* TASK OBJECTIVE:
Can you return the lines from the first one through the line containing "staticText: Use your", both included, with nothing changed?
__________
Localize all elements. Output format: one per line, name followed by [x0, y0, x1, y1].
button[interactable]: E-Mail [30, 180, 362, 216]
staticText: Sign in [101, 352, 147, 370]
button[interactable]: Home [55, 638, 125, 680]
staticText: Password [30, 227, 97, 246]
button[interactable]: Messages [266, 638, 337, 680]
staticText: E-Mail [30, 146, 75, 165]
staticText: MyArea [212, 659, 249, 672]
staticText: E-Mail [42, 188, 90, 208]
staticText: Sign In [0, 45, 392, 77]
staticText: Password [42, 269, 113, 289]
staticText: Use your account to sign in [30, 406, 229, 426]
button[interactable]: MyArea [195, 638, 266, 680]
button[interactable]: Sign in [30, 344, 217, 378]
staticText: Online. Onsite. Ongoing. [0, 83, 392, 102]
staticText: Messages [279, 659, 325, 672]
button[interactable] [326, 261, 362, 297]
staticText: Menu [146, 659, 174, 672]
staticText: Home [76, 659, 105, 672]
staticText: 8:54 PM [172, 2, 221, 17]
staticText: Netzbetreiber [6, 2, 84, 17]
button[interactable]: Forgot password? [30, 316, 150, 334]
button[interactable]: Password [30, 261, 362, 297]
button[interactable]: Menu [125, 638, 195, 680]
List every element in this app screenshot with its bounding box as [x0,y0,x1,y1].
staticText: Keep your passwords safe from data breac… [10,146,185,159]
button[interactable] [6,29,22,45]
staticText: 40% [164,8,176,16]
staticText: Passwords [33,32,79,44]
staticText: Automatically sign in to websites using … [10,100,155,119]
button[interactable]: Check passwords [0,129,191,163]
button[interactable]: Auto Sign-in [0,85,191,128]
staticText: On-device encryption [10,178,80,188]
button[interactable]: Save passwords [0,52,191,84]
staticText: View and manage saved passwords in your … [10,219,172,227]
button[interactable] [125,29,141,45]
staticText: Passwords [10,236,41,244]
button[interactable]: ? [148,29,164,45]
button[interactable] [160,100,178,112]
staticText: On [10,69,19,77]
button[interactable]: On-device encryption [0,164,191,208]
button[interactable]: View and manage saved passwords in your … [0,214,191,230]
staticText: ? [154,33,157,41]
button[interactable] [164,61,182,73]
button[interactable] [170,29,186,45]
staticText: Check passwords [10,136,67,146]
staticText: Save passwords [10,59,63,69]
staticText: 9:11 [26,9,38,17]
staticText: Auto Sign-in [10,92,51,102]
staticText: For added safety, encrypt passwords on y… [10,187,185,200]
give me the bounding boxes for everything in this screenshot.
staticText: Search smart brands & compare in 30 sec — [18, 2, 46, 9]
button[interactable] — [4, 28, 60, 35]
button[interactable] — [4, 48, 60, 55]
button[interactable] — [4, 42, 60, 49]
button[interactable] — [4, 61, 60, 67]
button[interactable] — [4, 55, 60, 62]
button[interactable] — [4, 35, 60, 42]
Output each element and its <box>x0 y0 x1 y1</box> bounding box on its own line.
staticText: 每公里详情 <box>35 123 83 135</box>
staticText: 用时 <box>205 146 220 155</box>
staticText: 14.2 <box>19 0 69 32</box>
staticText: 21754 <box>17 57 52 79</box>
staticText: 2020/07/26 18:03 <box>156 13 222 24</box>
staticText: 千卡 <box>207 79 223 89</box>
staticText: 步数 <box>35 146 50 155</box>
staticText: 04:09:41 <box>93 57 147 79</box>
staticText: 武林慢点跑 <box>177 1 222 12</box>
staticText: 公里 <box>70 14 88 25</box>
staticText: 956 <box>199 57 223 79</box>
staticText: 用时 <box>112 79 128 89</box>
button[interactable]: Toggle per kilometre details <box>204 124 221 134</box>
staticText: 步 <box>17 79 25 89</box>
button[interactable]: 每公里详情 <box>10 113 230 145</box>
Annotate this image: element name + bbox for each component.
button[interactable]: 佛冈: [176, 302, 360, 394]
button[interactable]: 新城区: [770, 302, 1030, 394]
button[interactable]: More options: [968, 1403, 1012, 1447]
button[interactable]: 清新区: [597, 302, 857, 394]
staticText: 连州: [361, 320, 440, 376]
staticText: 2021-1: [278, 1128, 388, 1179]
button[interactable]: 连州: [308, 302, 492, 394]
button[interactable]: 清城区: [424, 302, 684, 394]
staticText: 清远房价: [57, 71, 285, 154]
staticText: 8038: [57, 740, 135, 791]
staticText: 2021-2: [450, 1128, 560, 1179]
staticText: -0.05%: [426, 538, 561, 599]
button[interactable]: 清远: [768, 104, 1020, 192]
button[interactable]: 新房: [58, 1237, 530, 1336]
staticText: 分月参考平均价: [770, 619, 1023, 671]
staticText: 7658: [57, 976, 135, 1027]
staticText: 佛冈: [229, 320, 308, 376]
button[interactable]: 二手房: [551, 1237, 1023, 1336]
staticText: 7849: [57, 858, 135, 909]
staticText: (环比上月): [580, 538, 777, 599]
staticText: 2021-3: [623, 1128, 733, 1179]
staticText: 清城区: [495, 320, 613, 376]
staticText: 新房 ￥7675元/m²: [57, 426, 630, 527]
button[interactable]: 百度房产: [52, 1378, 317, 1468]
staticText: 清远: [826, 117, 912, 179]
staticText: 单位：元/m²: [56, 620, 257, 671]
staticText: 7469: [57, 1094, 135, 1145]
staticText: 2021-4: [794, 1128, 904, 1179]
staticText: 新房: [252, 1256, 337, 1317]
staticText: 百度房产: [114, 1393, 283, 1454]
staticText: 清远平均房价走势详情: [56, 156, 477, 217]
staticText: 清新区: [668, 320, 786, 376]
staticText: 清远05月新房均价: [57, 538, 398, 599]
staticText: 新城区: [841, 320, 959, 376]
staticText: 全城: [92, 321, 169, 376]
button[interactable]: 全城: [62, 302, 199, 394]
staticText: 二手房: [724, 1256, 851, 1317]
__________
* TASK RESPONSE:
Localize all elements. Output format: one per line, name followed by [x0, y0, x1, y1].
button[interactable]: E-Mail [30, 180, 362, 216]
staticText: Sign in [101, 352, 147, 370]
button[interactable]: Home [55, 638, 125, 680]
staticText: Password [30, 227, 97, 246]
button[interactable]: Messages [266, 638, 337, 680]
staticText: E-Mail [30, 146, 75, 165]
staticText: MyArea [212, 659, 249, 672]
staticText: E-Mail [42, 188, 90, 208]
staticText: Sign In [0, 45, 392, 77]
staticText: Password [42, 269, 113, 289]
staticText: Use your account to sign in [30, 406, 229, 426]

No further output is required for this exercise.